Extracted records:
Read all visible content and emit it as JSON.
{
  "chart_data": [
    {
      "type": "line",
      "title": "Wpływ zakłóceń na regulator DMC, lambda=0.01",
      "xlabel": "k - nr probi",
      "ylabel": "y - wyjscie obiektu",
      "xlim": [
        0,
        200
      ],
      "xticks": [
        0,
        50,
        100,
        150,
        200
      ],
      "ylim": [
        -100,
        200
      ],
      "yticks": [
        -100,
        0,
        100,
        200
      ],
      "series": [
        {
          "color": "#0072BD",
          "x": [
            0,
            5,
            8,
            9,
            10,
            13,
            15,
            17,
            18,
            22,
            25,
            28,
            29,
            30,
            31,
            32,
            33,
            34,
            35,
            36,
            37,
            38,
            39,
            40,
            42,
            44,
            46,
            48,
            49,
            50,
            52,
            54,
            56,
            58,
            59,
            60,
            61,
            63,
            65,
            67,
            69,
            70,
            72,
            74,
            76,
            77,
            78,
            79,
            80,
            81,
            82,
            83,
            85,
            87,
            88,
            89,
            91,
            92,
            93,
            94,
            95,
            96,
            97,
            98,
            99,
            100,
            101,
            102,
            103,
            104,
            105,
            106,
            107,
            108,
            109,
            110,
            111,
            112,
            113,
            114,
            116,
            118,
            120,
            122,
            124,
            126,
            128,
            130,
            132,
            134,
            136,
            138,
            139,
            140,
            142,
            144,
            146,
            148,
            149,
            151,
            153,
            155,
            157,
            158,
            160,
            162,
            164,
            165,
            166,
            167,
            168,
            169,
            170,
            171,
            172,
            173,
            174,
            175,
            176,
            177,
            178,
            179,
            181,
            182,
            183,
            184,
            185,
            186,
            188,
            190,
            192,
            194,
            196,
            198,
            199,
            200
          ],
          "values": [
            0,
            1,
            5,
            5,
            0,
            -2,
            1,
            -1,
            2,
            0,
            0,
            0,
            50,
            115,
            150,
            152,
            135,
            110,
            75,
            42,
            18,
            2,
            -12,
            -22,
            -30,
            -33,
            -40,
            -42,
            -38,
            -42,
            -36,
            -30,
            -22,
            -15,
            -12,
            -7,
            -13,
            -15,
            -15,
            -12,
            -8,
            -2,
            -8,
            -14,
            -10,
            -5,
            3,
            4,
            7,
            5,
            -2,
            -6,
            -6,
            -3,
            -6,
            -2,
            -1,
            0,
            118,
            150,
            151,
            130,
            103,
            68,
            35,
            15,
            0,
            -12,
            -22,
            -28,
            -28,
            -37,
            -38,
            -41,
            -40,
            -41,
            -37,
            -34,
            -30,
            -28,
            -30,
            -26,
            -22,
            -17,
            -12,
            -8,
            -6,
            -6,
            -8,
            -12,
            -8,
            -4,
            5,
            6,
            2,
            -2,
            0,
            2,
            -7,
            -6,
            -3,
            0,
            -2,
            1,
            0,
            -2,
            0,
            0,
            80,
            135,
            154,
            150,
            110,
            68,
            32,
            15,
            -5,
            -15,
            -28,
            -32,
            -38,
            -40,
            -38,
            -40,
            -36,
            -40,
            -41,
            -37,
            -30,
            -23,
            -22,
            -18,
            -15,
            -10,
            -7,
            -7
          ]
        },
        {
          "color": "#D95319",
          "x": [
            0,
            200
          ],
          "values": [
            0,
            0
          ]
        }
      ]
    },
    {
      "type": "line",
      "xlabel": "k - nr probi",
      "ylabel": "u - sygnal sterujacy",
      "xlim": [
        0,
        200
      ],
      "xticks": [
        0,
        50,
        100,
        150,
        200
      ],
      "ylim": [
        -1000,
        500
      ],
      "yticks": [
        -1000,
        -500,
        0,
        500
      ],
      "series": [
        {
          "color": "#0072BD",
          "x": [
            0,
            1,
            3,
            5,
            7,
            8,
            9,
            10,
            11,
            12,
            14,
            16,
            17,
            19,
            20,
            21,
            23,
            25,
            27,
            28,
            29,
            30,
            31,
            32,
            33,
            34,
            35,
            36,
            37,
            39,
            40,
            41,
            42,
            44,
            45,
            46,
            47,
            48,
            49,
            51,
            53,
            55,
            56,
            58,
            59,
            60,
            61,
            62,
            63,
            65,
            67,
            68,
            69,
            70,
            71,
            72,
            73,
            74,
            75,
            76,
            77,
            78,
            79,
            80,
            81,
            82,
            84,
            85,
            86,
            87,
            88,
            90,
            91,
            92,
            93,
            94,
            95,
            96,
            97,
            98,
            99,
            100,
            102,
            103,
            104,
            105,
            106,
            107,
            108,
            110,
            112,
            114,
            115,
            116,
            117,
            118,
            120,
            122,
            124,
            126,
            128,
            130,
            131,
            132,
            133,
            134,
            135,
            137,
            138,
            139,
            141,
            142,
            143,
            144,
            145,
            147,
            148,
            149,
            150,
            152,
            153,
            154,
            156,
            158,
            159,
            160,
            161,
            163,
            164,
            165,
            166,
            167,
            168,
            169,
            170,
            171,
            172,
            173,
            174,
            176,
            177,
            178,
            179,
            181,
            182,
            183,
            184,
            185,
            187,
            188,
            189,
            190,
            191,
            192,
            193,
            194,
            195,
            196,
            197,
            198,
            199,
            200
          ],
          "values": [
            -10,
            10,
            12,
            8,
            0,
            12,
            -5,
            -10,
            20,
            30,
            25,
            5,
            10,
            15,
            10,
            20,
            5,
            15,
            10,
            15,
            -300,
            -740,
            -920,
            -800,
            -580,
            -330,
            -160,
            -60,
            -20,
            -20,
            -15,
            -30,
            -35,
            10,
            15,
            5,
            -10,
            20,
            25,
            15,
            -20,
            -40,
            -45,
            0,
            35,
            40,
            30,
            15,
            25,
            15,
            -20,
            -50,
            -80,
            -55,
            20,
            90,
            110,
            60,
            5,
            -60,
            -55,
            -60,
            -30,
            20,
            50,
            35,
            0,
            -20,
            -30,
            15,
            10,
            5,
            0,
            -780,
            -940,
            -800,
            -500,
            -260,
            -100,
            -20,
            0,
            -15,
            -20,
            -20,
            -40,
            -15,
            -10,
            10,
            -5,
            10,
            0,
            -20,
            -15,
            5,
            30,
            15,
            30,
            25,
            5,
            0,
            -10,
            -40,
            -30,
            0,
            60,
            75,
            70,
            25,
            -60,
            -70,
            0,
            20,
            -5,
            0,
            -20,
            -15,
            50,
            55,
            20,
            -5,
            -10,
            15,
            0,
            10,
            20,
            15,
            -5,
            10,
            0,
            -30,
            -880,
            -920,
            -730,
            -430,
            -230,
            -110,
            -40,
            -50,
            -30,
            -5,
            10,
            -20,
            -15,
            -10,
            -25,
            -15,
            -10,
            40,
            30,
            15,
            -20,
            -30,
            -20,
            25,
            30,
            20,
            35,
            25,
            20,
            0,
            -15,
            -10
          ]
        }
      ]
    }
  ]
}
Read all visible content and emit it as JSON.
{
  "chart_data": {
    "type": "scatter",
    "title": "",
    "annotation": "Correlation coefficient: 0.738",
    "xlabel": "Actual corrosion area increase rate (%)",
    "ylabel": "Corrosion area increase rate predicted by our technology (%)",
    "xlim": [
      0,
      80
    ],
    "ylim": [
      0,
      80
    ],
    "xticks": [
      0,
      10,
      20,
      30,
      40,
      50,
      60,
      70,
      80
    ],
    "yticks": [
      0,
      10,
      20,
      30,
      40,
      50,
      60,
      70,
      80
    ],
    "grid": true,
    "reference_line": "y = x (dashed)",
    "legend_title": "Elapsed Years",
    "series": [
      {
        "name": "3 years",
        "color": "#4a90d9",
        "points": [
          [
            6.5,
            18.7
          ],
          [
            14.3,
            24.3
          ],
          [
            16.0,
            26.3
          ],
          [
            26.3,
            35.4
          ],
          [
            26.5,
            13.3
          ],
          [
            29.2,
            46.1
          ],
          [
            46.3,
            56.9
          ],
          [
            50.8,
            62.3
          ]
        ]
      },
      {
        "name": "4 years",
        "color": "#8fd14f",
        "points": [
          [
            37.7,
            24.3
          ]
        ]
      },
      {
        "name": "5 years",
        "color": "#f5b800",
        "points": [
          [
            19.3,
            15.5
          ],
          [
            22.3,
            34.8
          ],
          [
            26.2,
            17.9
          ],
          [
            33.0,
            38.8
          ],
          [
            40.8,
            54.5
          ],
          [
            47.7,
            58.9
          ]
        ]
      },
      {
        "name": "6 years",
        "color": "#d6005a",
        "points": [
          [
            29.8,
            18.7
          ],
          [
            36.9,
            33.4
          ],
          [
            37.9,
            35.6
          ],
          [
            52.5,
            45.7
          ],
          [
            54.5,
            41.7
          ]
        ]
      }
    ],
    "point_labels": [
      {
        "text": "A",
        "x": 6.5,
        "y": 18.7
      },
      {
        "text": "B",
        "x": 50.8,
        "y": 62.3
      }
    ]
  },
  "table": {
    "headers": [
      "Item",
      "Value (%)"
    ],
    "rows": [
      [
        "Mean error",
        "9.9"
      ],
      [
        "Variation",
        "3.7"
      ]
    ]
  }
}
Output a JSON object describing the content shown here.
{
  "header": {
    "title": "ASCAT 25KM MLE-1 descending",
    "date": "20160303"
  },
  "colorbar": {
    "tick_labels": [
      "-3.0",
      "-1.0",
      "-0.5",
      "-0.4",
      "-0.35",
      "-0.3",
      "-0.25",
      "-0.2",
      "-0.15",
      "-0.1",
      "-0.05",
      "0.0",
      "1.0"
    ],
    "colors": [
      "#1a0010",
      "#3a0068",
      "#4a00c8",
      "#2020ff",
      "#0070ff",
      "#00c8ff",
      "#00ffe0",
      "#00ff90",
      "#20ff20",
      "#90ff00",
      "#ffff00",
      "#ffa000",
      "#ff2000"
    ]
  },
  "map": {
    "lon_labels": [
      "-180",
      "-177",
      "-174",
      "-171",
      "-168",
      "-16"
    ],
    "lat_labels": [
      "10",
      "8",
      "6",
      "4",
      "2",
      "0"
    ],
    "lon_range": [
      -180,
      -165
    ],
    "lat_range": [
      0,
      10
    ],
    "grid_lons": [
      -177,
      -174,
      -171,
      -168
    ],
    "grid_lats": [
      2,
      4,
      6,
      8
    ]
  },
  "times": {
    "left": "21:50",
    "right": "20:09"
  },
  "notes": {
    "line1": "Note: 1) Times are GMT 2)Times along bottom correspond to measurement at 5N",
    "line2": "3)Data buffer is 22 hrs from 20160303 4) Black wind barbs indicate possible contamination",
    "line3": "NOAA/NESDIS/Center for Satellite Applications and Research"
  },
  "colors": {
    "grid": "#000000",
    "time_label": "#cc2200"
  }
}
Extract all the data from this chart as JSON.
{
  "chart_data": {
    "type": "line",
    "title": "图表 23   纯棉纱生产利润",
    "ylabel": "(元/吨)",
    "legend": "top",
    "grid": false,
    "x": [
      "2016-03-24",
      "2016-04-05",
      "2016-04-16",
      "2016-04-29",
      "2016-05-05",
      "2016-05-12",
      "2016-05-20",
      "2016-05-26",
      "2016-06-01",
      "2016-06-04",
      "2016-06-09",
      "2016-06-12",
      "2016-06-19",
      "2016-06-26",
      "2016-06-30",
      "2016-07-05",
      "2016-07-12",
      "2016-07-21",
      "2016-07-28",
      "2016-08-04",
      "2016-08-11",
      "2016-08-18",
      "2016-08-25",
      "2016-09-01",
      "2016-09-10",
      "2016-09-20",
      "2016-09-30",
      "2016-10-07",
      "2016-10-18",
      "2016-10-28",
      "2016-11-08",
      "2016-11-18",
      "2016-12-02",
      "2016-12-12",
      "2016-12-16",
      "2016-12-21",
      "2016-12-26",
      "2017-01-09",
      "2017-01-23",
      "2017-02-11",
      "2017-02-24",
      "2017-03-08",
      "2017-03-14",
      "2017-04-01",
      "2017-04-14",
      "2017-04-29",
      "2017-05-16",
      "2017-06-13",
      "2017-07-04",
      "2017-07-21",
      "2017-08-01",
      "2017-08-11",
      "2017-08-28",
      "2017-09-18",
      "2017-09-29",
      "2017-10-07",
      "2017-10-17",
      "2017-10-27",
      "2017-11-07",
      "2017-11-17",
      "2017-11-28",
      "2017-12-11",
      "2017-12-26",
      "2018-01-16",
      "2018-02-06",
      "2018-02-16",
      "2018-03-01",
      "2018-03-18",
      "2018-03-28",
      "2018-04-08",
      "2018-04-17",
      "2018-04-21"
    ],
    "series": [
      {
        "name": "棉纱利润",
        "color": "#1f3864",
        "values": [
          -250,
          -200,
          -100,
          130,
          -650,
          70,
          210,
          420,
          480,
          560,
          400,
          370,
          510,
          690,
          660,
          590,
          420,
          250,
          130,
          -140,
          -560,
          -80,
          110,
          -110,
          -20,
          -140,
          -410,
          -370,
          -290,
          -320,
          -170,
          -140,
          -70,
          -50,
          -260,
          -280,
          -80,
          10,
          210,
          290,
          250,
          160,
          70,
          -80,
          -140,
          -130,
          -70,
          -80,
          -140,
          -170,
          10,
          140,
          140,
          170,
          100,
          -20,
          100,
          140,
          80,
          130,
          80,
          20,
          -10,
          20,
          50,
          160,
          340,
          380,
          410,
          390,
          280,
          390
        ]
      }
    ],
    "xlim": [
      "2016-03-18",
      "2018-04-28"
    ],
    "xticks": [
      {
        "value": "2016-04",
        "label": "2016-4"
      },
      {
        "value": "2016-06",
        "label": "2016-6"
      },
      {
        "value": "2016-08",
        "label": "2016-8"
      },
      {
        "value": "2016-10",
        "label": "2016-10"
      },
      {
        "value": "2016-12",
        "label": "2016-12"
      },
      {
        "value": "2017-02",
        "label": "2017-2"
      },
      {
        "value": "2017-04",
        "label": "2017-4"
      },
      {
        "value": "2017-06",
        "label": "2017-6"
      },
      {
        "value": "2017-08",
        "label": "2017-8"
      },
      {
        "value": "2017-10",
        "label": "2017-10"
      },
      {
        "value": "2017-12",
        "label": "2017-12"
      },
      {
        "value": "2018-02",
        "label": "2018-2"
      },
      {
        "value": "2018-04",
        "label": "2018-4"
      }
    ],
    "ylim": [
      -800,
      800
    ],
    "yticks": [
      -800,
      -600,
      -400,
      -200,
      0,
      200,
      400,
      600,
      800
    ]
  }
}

# [AIM OF THE TASK]
In the listing above, find the lines holding the word "JSON" and copy them.

# [THE RESPONSE]
Read all visible content and emit it as JSON.
Read all visible content and emit it as JSON.
Output a JSON object describing the content shown here.
Extract all the data from this chart as JSON.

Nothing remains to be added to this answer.